(Stored entries)
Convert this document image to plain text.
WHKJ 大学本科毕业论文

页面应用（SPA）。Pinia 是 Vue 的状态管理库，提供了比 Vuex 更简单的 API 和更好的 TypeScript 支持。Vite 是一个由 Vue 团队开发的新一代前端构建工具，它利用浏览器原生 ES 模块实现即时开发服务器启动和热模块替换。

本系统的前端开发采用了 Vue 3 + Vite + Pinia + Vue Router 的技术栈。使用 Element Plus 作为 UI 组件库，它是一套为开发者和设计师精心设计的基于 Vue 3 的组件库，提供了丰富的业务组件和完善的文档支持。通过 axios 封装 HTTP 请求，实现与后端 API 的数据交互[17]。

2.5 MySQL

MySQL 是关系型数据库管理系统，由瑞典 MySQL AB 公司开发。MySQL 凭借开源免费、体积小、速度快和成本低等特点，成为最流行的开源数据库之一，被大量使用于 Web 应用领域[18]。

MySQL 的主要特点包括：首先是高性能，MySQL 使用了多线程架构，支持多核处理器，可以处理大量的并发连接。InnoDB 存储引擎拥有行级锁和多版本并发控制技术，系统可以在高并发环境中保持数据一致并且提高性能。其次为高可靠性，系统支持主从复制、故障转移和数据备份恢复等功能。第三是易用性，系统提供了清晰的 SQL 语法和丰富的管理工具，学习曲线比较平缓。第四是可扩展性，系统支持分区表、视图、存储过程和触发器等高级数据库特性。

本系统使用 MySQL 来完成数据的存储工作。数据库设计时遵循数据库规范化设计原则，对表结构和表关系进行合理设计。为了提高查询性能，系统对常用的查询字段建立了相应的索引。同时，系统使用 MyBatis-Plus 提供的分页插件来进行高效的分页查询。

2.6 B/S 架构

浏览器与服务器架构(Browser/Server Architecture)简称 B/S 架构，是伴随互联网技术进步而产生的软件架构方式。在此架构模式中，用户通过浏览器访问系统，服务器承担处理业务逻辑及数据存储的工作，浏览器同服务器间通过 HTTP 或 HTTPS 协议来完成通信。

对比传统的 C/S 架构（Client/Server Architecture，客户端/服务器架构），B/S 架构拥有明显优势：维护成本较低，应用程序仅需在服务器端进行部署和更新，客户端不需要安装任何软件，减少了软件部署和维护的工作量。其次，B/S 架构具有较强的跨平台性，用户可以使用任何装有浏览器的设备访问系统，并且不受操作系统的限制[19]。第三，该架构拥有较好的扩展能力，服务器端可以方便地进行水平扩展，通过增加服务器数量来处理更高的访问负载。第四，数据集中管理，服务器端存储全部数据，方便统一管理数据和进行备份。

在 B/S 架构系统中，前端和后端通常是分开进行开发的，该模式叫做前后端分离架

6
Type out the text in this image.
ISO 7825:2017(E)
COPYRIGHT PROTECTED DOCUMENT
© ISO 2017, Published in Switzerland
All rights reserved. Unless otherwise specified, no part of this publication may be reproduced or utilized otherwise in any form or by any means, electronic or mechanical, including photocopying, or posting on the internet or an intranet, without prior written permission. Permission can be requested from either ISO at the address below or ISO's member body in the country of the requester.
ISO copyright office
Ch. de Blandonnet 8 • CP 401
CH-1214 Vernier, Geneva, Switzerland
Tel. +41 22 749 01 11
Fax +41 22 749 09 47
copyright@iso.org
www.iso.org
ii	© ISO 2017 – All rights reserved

What you are asked to do ▸ Every record above must be duplicated exactly.

Solution to the exercise ▸
Convert this document image to plain text.
WHKJ 大学本科毕业论文

页面应用（SPA）。Pinia 是 Vue 的状态管理库，提供了比 Vuex 更简单的 API 和更好的 TypeScript 支持。Vite 是一个由 Vue 团队开发的新一代前端构建工具，它利用浏览器原生 ES 模块实现即时开发服务器启动和热模块替换。

本系统的前端开发采用了 Vue 3 + Vite + Pinia + Vue Router 的技术栈。使用 Element Plus 作为 UI 组件库，它是一套为开发者和设计师精心设计的基于 Vue 3 的组件库，提供了丰富的业务组件和完善的文档支持。通过 axios 封装 HTTP 请求，实现与后端 API 的数据交互[17]。

2.5 MySQL

MySQL 是关系型数据库管理系统，由瑞典 MySQL AB 公司开发。MySQL 凭借开源免费、体积小、速度快和成本低等特点，成为最流行的开源数据库之一，被大量使用于 Web 应用领域[18]。

MySQL 的主要特点包括：首先是高性能，MySQL 使用了多线程架构，支持多核处理器，可以处理大量的并发连接。InnoDB 存储引擎拥有行级锁和多版本并发控制技术，系统可以在高并发环境中保持数据一致并且提高性能。其次为高可靠性，系统支持主从复制、故障转移和数据备份恢复等功能。第三是易用性，系统提供了清晰的 SQL 语法和丰富的管理工具，学习曲线比较平缓。第四是可扩展性，系统支持分区表、视图、存储过程和触发器等高级数据库特性。

本系统使用 MySQL 来完成数据的存储工作。数据库设计时遵循数据库规范化设计原则，对表结构和表关系进行合理设计。为了提高查询性能，系统对常用的查询字段建立了相应的索引。同时，系统使用 MyBatis-Plus 提供的分页插件来进行高效的分页查询。

2.6 B/S 架构

浏览器与服务器架构(Browser/Server Architecture)简称 B/S 架构，是伴随互联网技术进步而产生的软件架构方式。在此架构模式中，用户通过浏览器访问系统，服务器承担处理业务逻辑及数据存储的工作，浏览器同服务器间通过 HTTP 或 HTTPS 协议来完成通信。

对比传统的 C/S 架构（Client/Server Architecture，客户端/服务器架构），B/S 架构拥有明显优势：维护成本较低，应用程序仅需在服务器端进行部署和更新，客户端不需要安装任何软件，减少了软件部署和维护的工作量。其次，B/S 架构具有较强的跨平台性，用户可以使用任何装有浏览器的设备访问系统，并且不受操作系统的限制[19]。第三，该架构拥有较好的扩展能力，服务器端可以方便地进行水平扩展，通过增加服务器数量来处理更高的访问负载。第四，数据集中管理，服务器端存储全部数据，方便统一管理数据和进行备份。

在 B/S 架构系统中，前端和后端通常是分开进行开发的，该模式叫做前后端分离架

6
Type out the text in this image.
ISO 7825:2017(E)
COPYRIGHT PROTECTED DOCUMENT
© ISO 2017, Published in Switzerland
All rights reserved. Unless otherwise specified, no part of this publication may be reproduced or utilized otherwise in any form or by any means, electronic or mechanical, including photocopying, or posting on the internet or an intranet, without prior written permission. Permission can be requested from either ISO at the address below or ISO's member body in the country of the requester.
ISO copyright office
Ch. de Blandonnet 8 • CP 401
CH-1214 Vernier, Geneva, Switzerland
Tel. +41 22 749 01 11
Fax +41 22 749 09 47
copyright@iso.org
www.iso.org
ii	© ISO 2017 – All rights reserved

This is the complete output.